> _GOAL_: Reproduce every entry that follows word for word, but omit the images.

━━━━━━

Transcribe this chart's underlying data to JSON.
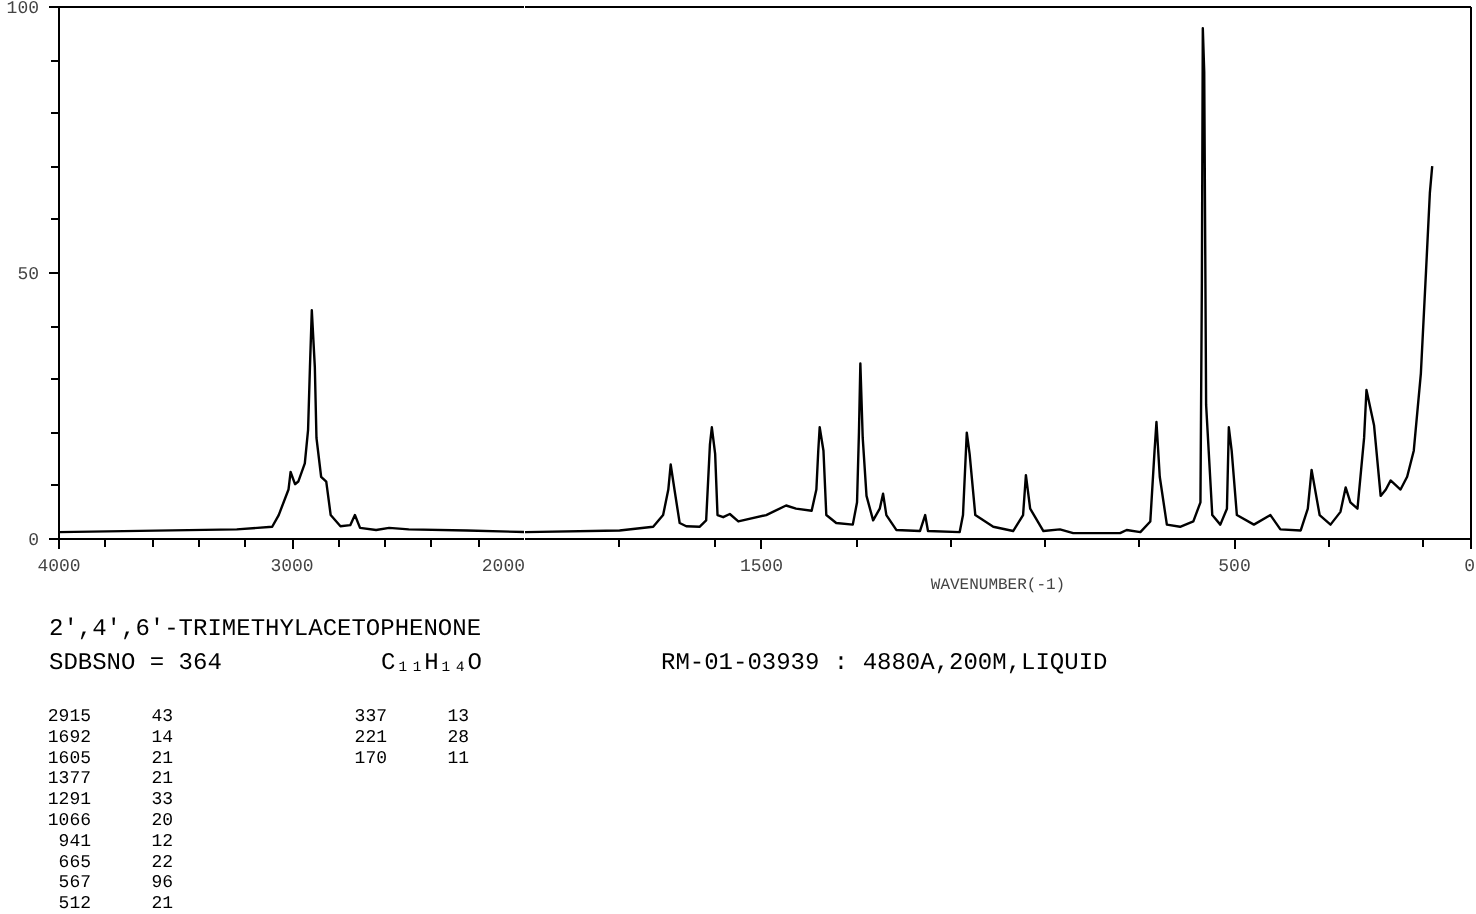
{
  "chart_data": [
    {
      "type": "line",
      "title": "2',4',6'-TRIMETHYLACETOPHENONE",
      "annotations": [
        "SDBSNO = 364",
        "C₁₁H₁₄O",
        "RM-01-03939 : 4880A,200M,LIQUID",
        "2915 43",
        "1692 14",
        "1605 21",
        "1377 21",
        "1291 33",
        "1066 20",
        "941 12",
        "665 22",
        "567 96",
        "512 21",
        "337 13",
        "221 28",
        "170 11"
      ],
      "x": [
        4000,
        3237,
        3085,
        3057,
        3015,
        3006,
        2987,
        2973,
        2945,
        2931,
        2923,
        2915,
        2902,
        2895,
        2875,
        2853,
        2834,
        2792,
        2750,
        2730,
        2708,
        2639,
        2583,
        2499,
        2249,
        2000
      ],
      "values": [
        1.3,
        1.8,
        2.3,
        4.5,
        9.3,
        12.6,
        10.3,
        10.8,
        14.2,
        20.5,
        32.3,
        43,
        32.3,
        19,
        11.7,
        10.8,
        4.5,
        2.4,
        2.6,
        4.5,
        2.1,
        1.7,
        2.1,
        1.8,
        1.6,
        1.3
      ],
      "color": "#000000",
      "xlim": [
        4000,
        2000
      ],
      "xticks": [
        4000,
        {
          "value": 3800,
          "label": null
        },
        {
          "value": 3600,
          "label": null
        },
        {
          "value": 3400,
          "label": null
        },
        {
          "value": 3200,
          "label": null
        },
        3000,
        {
          "value": 2800,
          "label": null
        },
        {
          "value": 2600,
          "label": null
        },
        {
          "value": 2400,
          "label": null
        },
        {
          "value": 2200,
          "label": null
        },
        2000
      ],
      "ylim": [
        0,
        100
      ],
      "yticks": [
        0,
        {
          "value": 10,
          "label": null
        },
        {
          "value": 20,
          "label": null
        },
        {
          "value": 30,
          "label": null
        },
        {
          "value": 40,
          "label": null
        },
        50,
        {
          "value": 60,
          "label": null
        },
        {
          "value": 70,
          "label": null
        },
        {
          "value": 80,
          "label": null
        },
        {
          "value": 90,
          "label": null
        },
        100
      ],
      "grid": false
    },
    {
      "type": "line",
      "xlabel": "WAVENUMBER(-1)",
      "x": [
        2000,
        1800,
        1729,
        1708,
        1697,
        1692,
        1684,
        1673,
        1659,
        1631,
        1617,
        1609,
        1605,
        1598,
        1593,
        1581,
        1567,
        1549,
        1490,
        1448,
        1427,
        1394,
        1384,
        1380,
        1377,
        1369,
        1363,
        1342,
        1307,
        1298,
        1294,
        1291,
        1286,
        1278,
        1264,
        1250,
        1243,
        1236,
        1215,
        1165,
        1154,
        1148,
        1081,
        1074,
        1066,
        1060,
        1048,
        1010,
        968,
        947,
        941,
        932,
        904,
        869,
        841,
        742,
        728,
        699,
        678,
        669,
        665,
        658,
        643,
        615,
        587,
        572,
        569,
        567,
        564,
        560,
        547,
        530,
        516,
        512,
        506,
        495,
        459,
        424,
        403,
        360,
        345,
        337,
        320,
        297,
        276,
        265,
        255,
        240,
        226,
        221,
        205,
        191,
        180,
        170,
        149,
        135,
        121,
        106,
        95,
        87,
        82
      ],
      "values": [
        1.3,
        1.6,
        2.3,
        4.5,
        9.3,
        14,
        9.3,
        3,
        2.4,
        2.3,
        3.5,
        17.8,
        21,
        16,
        4.5,
        4.1,
        4.7,
        3.3,
        4.5,
        6.3,
        5.7,
        5.3,
        9.3,
        16.6,
        21,
        16.6,
        4.5,
        3,
        2.7,
        6.9,
        20,
        33,
        19,
        8.1,
        3.5,
        5.7,
        8.5,
        4.5,
        1.7,
        1.5,
        4.5,
        1.5,
        1.3,
        4.5,
        20,
        16,
        4.5,
        2.3,
        1.5,
        4.5,
        12,
        5.7,
        1.5,
        1.8,
        1.1,
        1.1,
        1.7,
        1.3,
        3.3,
        16.6,
        22,
        11.7,
        2.7,
        2.3,
        3.3,
        6.9,
        48,
        96,
        87.8,
        25.2,
        4.5,
        2.7,
        5.7,
        21,
        16.6,
        4.5,
        2.7,
        4.5,
        1.8,
        1.6,
        5.7,
        13,
        4.5,
        2.7,
        5.1,
        9.7,
        6.9,
        5.7,
        19,
        28,
        21.4,
        8.1,
        9.3,
        11,
        9.3,
        11.7,
        16.6,
        31.1,
        50.5,
        65,
        70.1
      ],
      "color": "#000000",
      "xlim": [
        2000,
        0
      ],
      "xticks": [
        {
          "value": 1800,
          "label": null
        },
        {
          "value": 1600,
          "label": null
        },
        1500,
        {
          "value": 1300,
          "label": null
        },
        {
          "value": 1100,
          "label": null
        },
        {
          "value": 900,
          "label": null
        },
        {
          "value": 700,
          "label": null
        },
        500,
        {
          "value": 300,
          "label": null
        },
        {
          "value": 100,
          "label": null
        },
        0
      ],
      "ylim": [
        0,
        100
      ],
      "tick_labels": "x",
      "grid": false
    }
  ]
}
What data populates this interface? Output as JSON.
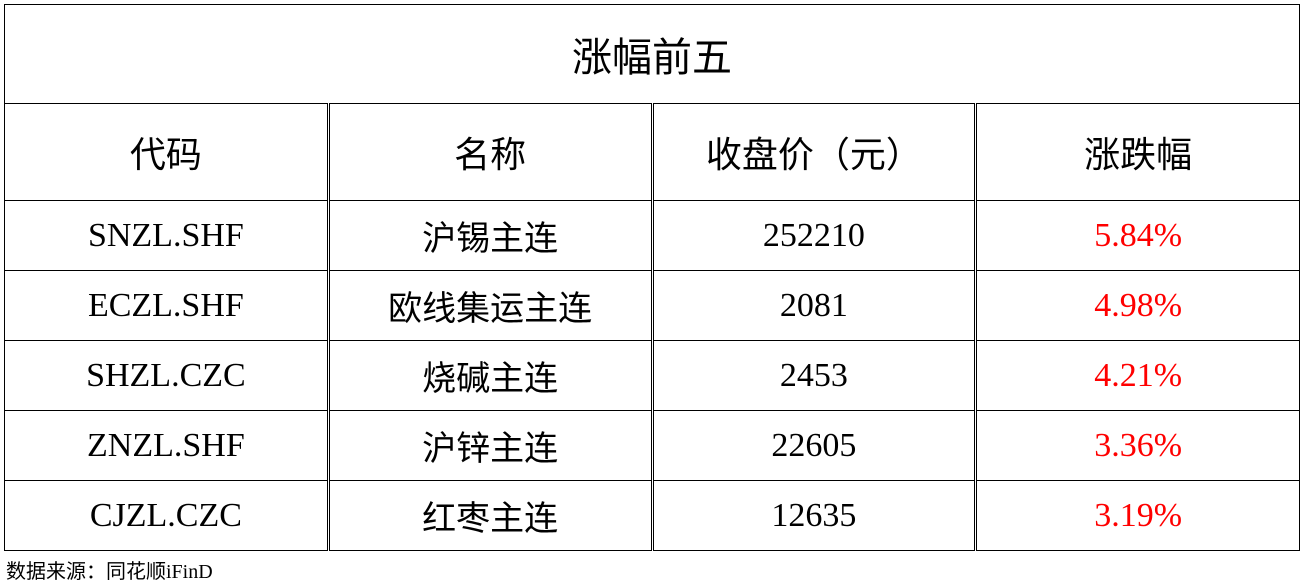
{
  "table": {
    "title": "涨幅前五",
    "headers": {
      "code": "代码",
      "name": "名称",
      "price": "收盘价（元）",
      "change": "涨跌幅"
    },
    "rows": [
      {
        "code": "SNZL.SHF",
        "name": "沪锡主连",
        "price": "252210",
        "change": "5.84%"
      },
      {
        "code": "ECZL.SHF",
        "name": "欧线集运主连",
        "price": "2081",
        "change": "4.98%"
      },
      {
        "code": "SHZL.CZC",
        "name": "烧碱主连",
        "price": "2453",
        "change": "4.21%"
      },
      {
        "code": "ZNZL.SHF",
        "name": "沪锌主连",
        "price": "22605",
        "change": "3.36%"
      },
      {
        "code": "CJZL.CZC",
        "name": "红枣主连",
        "price": "12635",
        "change": "3.19%"
      }
    ],
    "colors": {
      "text": "#000000",
      "positive": "#ff0000",
      "border": "#000000",
      "background": "#ffffff"
    },
    "font_sizes": {
      "title": 40,
      "header": 36,
      "data": 34,
      "source": 20
    }
  },
  "source": "数据来源：同花顺iFinD"
}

━━━━━━

> _TASK RESPONSE_:
Transcribe this chart's underlying data to JSON.
{
  "chart_data": [
    {
      "type": "line",
      "title": "2',4',6'-TRIMETHYLACETOPHENONE",
      "annotations": [
        "SDBSNO = 364",
        "C₁₁H₁₄O",
        "RM-01-03939 : 4880A,200M,LIQUID",
        "2915 43",
        "1692 14",
        "1605 21",
        "1377 21",
        "1291 33",
        "1066 20",
        "941 12",
        "665 22",
        "567 96",
        "512 21",
        "337 13",
        "221 28",
        "170 11"
      ],
      "x": [
        4000,
        3237,
        3085,
        3057,
        3015,
        3006,
        2987,
        2973,
        2945,
        2931,
        2923,
        2915,
        2902,
        2895,
        2875,
        2853,
        2834,
        2792,
        2750,
        2730,
        2708,
        2639,
        2583,
        2499,
        2249,
        2000
      ],
      "values": [
        1.3,
        1.8,
        2.3,
        4.5,
        9.3,
        12.6,
        10.3,
        10.8,
        14.2,
        20.5,
        32.3,
        43,
        32.3,
        19,
        11.7,
        10.8,
        4.5,
        2.4,
        2.6,
        4.5,
        2.1,
        1.7,
        2.1,
        1.8,
        1.6,
        1.3
      ],
      "color": "#000000",
      "xlim": [
        4000,
        2000
      ],
      "xticks": [
        4000,
        {
          "value": 3800,
          "label": null
        },
        {
          "value": 3600,
          "label": null
        },
        {
          "value": 3400,
          "label": null
        },
        {
          "value": 3200,
          "label": null
        },
        3000,
        {
          "value": 2800,
          "label": null
        },
        {
          "value": 2600,
          "label": null
        },
        {
          "value": 2400,
          "label": null
        },
        {
          "value": 2200,
          "label": null
        },
        2000
      ],
      "ylim": [
        0,
        100
      ],
      "yticks": [
        0,
        {
          "value": 10,
          "label": null
        },
        {
          "value": 20,
          "label": null
        },
        {
          "value": 30,
          "label": null
        },
        {
          "value": 40,
          "label": null
        },
        50,
        {
          "value": 60,
          "label": null
        },
        {
          "value": 70,
          "label": null
        },
        {
          "value": 80,
          "label": null
        },
        {
          "value": 90,
          "label": null
        },
        100
      ],
      "grid": false
    },
    {
      "type": "line",
      "xlabel": "WAVENUMBER(-1)",
      "x": [
        2000,
        1800,
        1729,
        1708,
        1697,
        1692,
        1684,
        1673,
        1659,
        1631,
        1617,
        1609,
        1605,
        1598,
        1593,
        1581,
        1567,
        1549,
        1490,
        1448,
        1427,
        1394,
        1384,
        1380,
        1377,
        1369,
        1363,
        1342,
        1307,
        1298,
        1294,
        1291,
        1286,
        1278,
        1264,
        1250,
        1243,
        1236,
        1215,
        1165,
        1154,
        1148,
        1081,
        1074,
        1066,
        1060,
        1048,
        1010,
        968,
        947,
        941,
        932,
        904,
        869,
        841,
        742,
        728,
        699,
        678,
        669,
        665,
        658,
        643,
        615,
        587,
        572,
        569,
        567,
        564,
        560,
        547,
        530,
        516,
        512,
        506,
        495,
        459,
        424,
        403,
        360,
        345,
        337,
        320,
        297,
        276,
        265,
        255,
        240,
        226,
        221,
        205,
        191,
        180,
        170,
        149,
        135,
        121,
        106,
        95,
        87,
        82
      ],
      "values": [
        1.3,
        1.6,
        2.3,
        4.5,
        9.3,
        14,
        9.3,
        3,
        2.4,
        2.3,
        3.5,
        17.8,
        21,
        16,
        4.5,
        4.1,
        4.7,
        3.3,
        4.5,
        6.3,
        5.7,
        5.3,
        9.3,
        16.6,
        21,
        16.6,
        4.5,
        3,
        2.7,
        6.9,
        20,
        33,
        19,
        8.1,
        3.5,
        5.7,
        8.5,
        4.5,
        1.7,
        1.5,
        4.5,
        1.5,
        1.3,
        4.5,
        20,
        16,
        4.5,
        2.3,
        1.5,
        4.5,
        12,
        5.7,
        1.5,
        1.8,
        1.1,
        1.1,
        1.7,
        1.3,
        3.3,
        16.6,
        22,
        11.7,
        2.7,
        2.3,
        3.3,
        6.9,
        48,
        96,
        87.8,
        25.2,
        4.5,
        2.7,
        5.7,
        21,
        16.6,
        4.5,
        2.7,
        4.5,
        1.8,
        1.6,
        5.7,
        13,
        4.5,
        2.7,
        5.1,
        9.7,
        6.9,
        5.7,
        19,
        28,
        21.4,
        8.1,
        9.3,
        11,
        9.3,
        11.7,
        16.6,
        31.1,
        50.5,
        65,
        70.1
      ],
      "color": "#000000",
      "xlim": [
        2000,
        0
      ],
      "xticks": [
        {
          "value": 1800,
          "label": null
        },
        {
          "value": 1600,
          "label": null
        },
        1500,
        {
          "value": 1300,
          "label": null
        },
        {
          "value": 1100,
          "label": null
        },
        {
          "value": 900,
          "label": null
        },
        {
          "value": 700,
          "label": null
        },
        500,
        {
          "value": 300,
          "label": null
        },
        {
          "value": 100,
          "label": null
        },
        0
      ],
      "ylim": [
        0,
        100
      ],
      "tick_labels": "x",
      "grid": false
    }
  ]
}
What data populates this interface? Output as JSON.
{
  "table": {
    "title": "涨幅前五",
    "headers": {
      "code": "代码",
      "name": "名称",
      "price": "收盘价（元）",
      "change": "涨跌幅"
    },
    "rows": [
      {
        "code": "SNZL.SHF",
        "name": "沪锡主连",
        "price": "252210",
        "change": "5.84%"
      },
      {
        "code": "ECZL.SHF",
        "name": "欧线集运主连",
        "price": "2081",
        "change": "4.98%"
      },
      {
        "code": "SHZL.CZC",
        "name": "烧碱主连",
        "price": "2453",
        "change": "4.21%"
      },
      {
        "code": "ZNZL.SHF",
        "name": "沪锌主连",
        "price": "22605",
        "change": "3.36%"
      },
      {
        "code": "CJZL.CZC",
        "name": "红枣主连",
        "price": "12635",
        "change": "3.19%"
      }
    ],
    "colors": {
      "text": "#000000",
      "positive": "#ff0000",
      "border": "#000000",
      "background": "#ffffff"
    },
    "font_sizes": {
      "title": 40,
      "header": 36,
      "data": 34,
      "source": 20
    }
  },
  "source": "数据来源：同花顺iFinD"
}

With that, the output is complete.